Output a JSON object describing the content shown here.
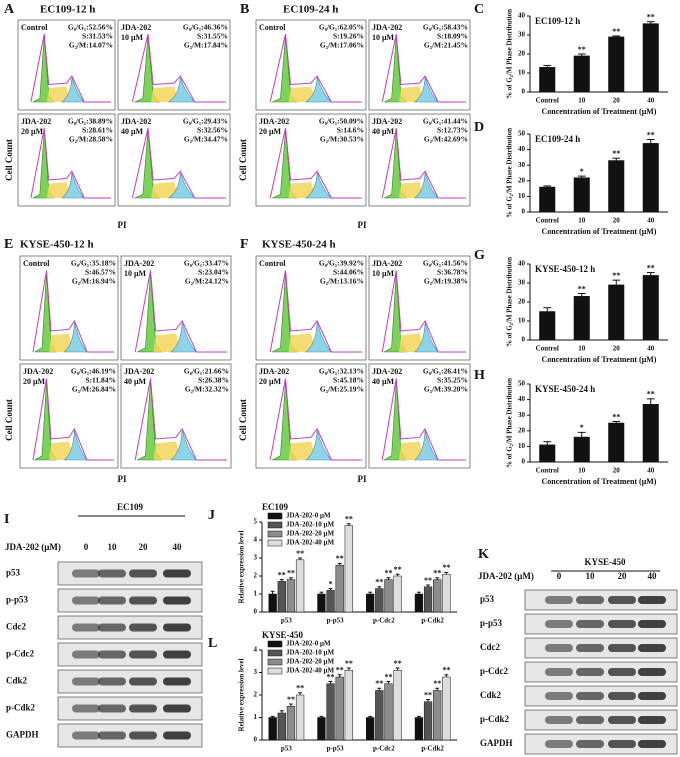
{
  "chart_data": [
    {
      "type": "bar",
      "letter": "C",
      "title": "EC109-12 h",
      "ylabel": "% of G₂/M Phase Distribution",
      "xlabel": "Concentration of Treatment (μM)",
      "categories": [
        "Control",
        "10",
        "20",
        "40"
      ],
      "values": [
        13,
        19,
        29,
        36
      ],
      "errors": [
        1,
        1,
        0.5,
        1
      ],
      "significance": [
        null,
        "**",
        "**",
        "**"
      ],
      "color": "#111111",
      "ylim": [
        0,
        40
      ],
      "yticks": [
        0,
        10,
        20,
        30,
        40
      ]
    },
    {
      "type": "bar",
      "letter": "D",
      "title": "EC109-24 h",
      "ylabel": "% of G₂/M Phase Distribution",
      "xlabel": "Concentration of Treatment (μM)",
      "categories": [
        "Control",
        "10",
        "20",
        "40"
      ],
      "values": [
        16,
        22,
        33,
        44
      ],
      "errors": [
        0.7,
        1,
        1.5,
        2.5
      ],
      "significance": [
        null,
        "*",
        "**",
        "**"
      ],
      "color": "#111111",
      "ylim": [
        0,
        50
      ],
      "yticks": [
        0,
        10,
        20,
        30,
        40,
        50
      ]
    },
    {
      "type": "bar",
      "letter": "G",
      "title": "KYSE-450-12 h",
      "ylabel": "% of G₂/M Phase Distribution",
      "xlabel": "Concentration of Treatment (μM)",
      "categories": [
        "Control",
        "10",
        "20",
        "40"
      ],
      "values": [
        15,
        23,
        29,
        34
      ],
      "errors": [
        2,
        1.5,
        2.5,
        1.5
      ],
      "significance": [
        null,
        "**",
        "**",
        "**"
      ],
      "color": "#111111",
      "ylim": [
        0,
        40
      ],
      "yticks": [
        0,
        10,
        20,
        30,
        40
      ]
    },
    {
      "type": "bar",
      "letter": "H",
      "title": "KYSE-450-24 h",
      "ylabel": "% of G₂/M Phase Distribution",
      "xlabel": "Concentration of Treatment (μM)",
      "categories": [
        "Control",
        "10",
        "20",
        "40"
      ],
      "values": [
        11,
        16,
        25,
        37
      ],
      "errors": [
        2,
        3,
        1,
        3.5
      ],
      "significance": [
        null,
        "*",
        "**",
        "**"
      ],
      "color": "#111111",
      "ylim": [
        0,
        50
      ],
      "yticks": [
        0,
        10,
        20,
        30,
        40,
        50
      ]
    },
    {
      "type": "grouped_bar",
      "letter": "J",
      "title": "EC109",
      "ylabel": "Relative expression level",
      "categories": [
        "p53",
        "p-p53",
        "p-Cdc2",
        "p-Cdk2"
      ],
      "series": [
        {
          "name": "JDA-202-0 μM",
          "color": "#111111",
          "values": [
            1,
            1,
            1,
            1
          ],
          "errors": [
            0.15,
            0.1,
            0.1,
            0.1
          ],
          "significance": [
            null,
            null,
            null,
            null
          ]
        },
        {
          "name": "JDA-202-10 μM",
          "color": "#555555",
          "values": [
            1.7,
            1.2,
            1.3,
            1.4
          ],
          "errors": [
            0.1,
            0.1,
            0.1,
            0.1
          ],
          "significance": [
            "**",
            "*",
            "**",
            "**"
          ]
        },
        {
          "name": "JDA-202-20 μM",
          "color": "#8c8c8c",
          "values": [
            1.8,
            2.6,
            1.8,
            1.8
          ],
          "errors": [
            0.1,
            0.1,
            0.1,
            0.1
          ],
          "significance": [
            "**",
            "**",
            "**",
            "**"
          ]
        },
        {
          "name": "JDA-202-40 μM",
          "color": "#dddddd",
          "values": [
            2.9,
            4.8,
            2.0,
            2.1
          ],
          "errors": [
            0.1,
            0.1,
            0.1,
            0.1
          ],
          "significance": [
            "**",
            "**",
            "**",
            "**"
          ]
        }
      ],
      "ylim": [
        0,
        5
      ],
      "yticks": [
        0,
        1,
        2,
        3,
        4,
        5
      ]
    },
    {
      "type": "grouped_bar",
      "letter": "L",
      "title": "KYSE-450",
      "ylabel": "Relative expression level",
      "categories": [
        "p53",
        "p-p53",
        "p-Cdc2",
        "p-Cdk2"
      ],
      "series": [
        {
          "name": "JDA-202-0 μM",
          "color": "#111111",
          "values": [
            1,
            1,
            1,
            1
          ],
          "errors": [
            0.05,
            0.05,
            0.05,
            0.05
          ],
          "significance": [
            null,
            null,
            null,
            null
          ]
        },
        {
          "name": "JDA-202-10 μM",
          "color": "#555555",
          "values": [
            1.2,
            2.5,
            2.2,
            1.7
          ],
          "errors": [
            0.1,
            0.1,
            0.1,
            0.1
          ],
          "significance": [
            null,
            "**",
            "**",
            "**"
          ]
        },
        {
          "name": "JDA-202-20 μM",
          "color": "#8c8c8c",
          "values": [
            1.5,
            2.8,
            2.5,
            2.2
          ],
          "errors": [
            0.1,
            0.1,
            0.1,
            0.1
          ],
          "significance": [
            "**",
            "**",
            "**",
            "**"
          ]
        },
        {
          "name": "JDA-202-40 μM",
          "color": "#dddddd",
          "values": [
            2.0,
            3.1,
            3.1,
            2.8
          ],
          "errors": [
            0.1,
            0.1,
            0.1,
            0.1
          ],
          "significance": [
            "**",
            "**",
            "**",
            "**"
          ]
        }
      ],
      "ylim": [
        0,
        4
      ],
      "yticks": [
        0,
        1,
        2,
        3,
        4
      ]
    }
  ],
  "flow_panels": [
    {
      "letter": "A",
      "title": "EC109-12 h",
      "ylabel": "Cell Count",
      "xlabel": "PI",
      "plots": [
        {
          "label": [
            "Control"
          ],
          "stats": [
            "G₀/G₁:52.56%",
            "S:31.53%",
            "G₂/M:14.07%"
          ]
        },
        {
          "label": [
            "JDA-202",
            "10 μM"
          ],
          "stats": [
            "G₀/G₁:46.36%",
            "S:31.55%",
            "G₂/M:17.84%"
          ]
        },
        {
          "label": [
            "JDA-202",
            "20 μM"
          ],
          "stats": [
            "G₀/G₁:38.89%",
            "S:28.61%",
            "G₂/M:28.58%"
          ]
        },
        {
          "label": [
            "JDA-202",
            "40 μM"
          ],
          "stats": [
            "G₀/G₁:29.43%",
            "S:32.56%",
            "G₂/M:34.47%"
          ]
        }
      ]
    },
    {
      "letter": "B",
      "title": "EC109-24 h",
      "ylabel": "Cell Count",
      "xlabel": "PI",
      "plots": [
        {
          "label": [
            "Control"
          ],
          "stats": [
            "G₀/G₁:62.05%",
            "S:19.26%",
            "G₂/M:17.06%"
          ]
        },
        {
          "label": [
            "JDA-202",
            "10 μM"
          ],
          "stats": [
            "G₀/G₁:58.43%",
            "S:18.09%",
            "G₂/M:21.45%"
          ]
        },
        {
          "label": [
            "JDA-202",
            "20 μM"
          ],
          "stats": [
            "G₀/G₁:50.09%",
            "S:14.6%",
            "G₂/M:30.53%"
          ]
        },
        {
          "label": [
            "JDA-202",
            "40 μM"
          ],
          "stats": [
            "G₀/G₁:41.44%",
            "S:12.73%",
            "G₂/M:42.69%"
          ]
        }
      ]
    },
    {
      "letter": "E",
      "title": "KYSE-450-12 h",
      "ylabel": "Cell Count",
      "xlabel": "PI",
      "plots": [
        {
          "label": [
            "Control"
          ],
          "stats": [
            "G₀/G₁:35.18%",
            "S:46.57%",
            "G₂/M:16.94%"
          ]
        },
        {
          "label": [
            "JDA-202",
            "10 μM"
          ],
          "stats": [
            "G₀/G₁:33.47%",
            "S:23.04%",
            "G₂/M:24.12%"
          ]
        },
        {
          "label": [
            "JDA-202",
            "20 μM"
          ],
          "stats": [
            "G₀/G₁:46.19%",
            "S:11.84%",
            "G₂/M:26.84%"
          ]
        },
        {
          "label": [
            "JDA-202",
            "40 μM"
          ],
          "stats": [
            "G₀/G₁:21.66%",
            "S:26.38%",
            "G₂/M:32.32%"
          ]
        }
      ]
    },
    {
      "letter": "F",
      "title": "KYSE-450-24 h",
      "ylabel": "Cell Count",
      "xlabel": "PI",
      "plots": [
        {
          "label": [
            "Control"
          ],
          "stats": [
            "G₀/G₁:39.92%",
            "S:44.06%",
            "G₂/M:13.16%"
          ]
        },
        {
          "label": [
            "JDA-202",
            "10 μM"
          ],
          "stats": [
            "G₀/G₁:41.56%",
            "S:36.78%",
            "G₂/M:19.38%"
          ]
        },
        {
          "label": [
            "JDA-202",
            "20 μM"
          ],
          "stats": [
            "G₀/G₁:32.13%",
            "S:45.18%",
            "G₂/M:25.19%"
          ]
        },
        {
          "label": [
            "JDA-202",
            "40 μM"
          ],
          "stats": [
            "G₀/G₁:26.41%",
            "S:35.25%",
            "G₂/M:39.20%"
          ]
        }
      ]
    }
  ],
  "blots": [
    {
      "letter": "I",
      "cell_line": "EC109",
      "treatment": "JDA-202 (μM)",
      "doses": [
        "0",
        "10",
        "20",
        "40"
      ],
      "proteins": [
        "p53",
        "p-p53",
        "Cdc2",
        "p-Cdc2",
        "Cdk2",
        "p-Cdk2",
        "GAPDH"
      ]
    },
    {
      "letter": "K",
      "cell_line": "KYSE-450",
      "treatment": "JDA-202 (μM)",
      "doses": [
        "0",
        "10",
        "20",
        "40"
      ],
      "proteins": [
        "p53",
        "p-p53",
        "Cdc2",
        "p-Cdc2",
        "Cdk2",
        "p-Cdk2",
        "GAPDH"
      ]
    }
  ]
}
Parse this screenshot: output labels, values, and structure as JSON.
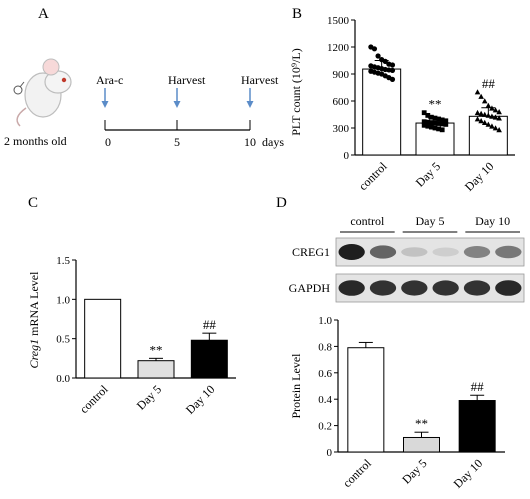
==============================
Exercise: Write down how many lines above contain the string "letter", and nothing besides.

Written solution: 12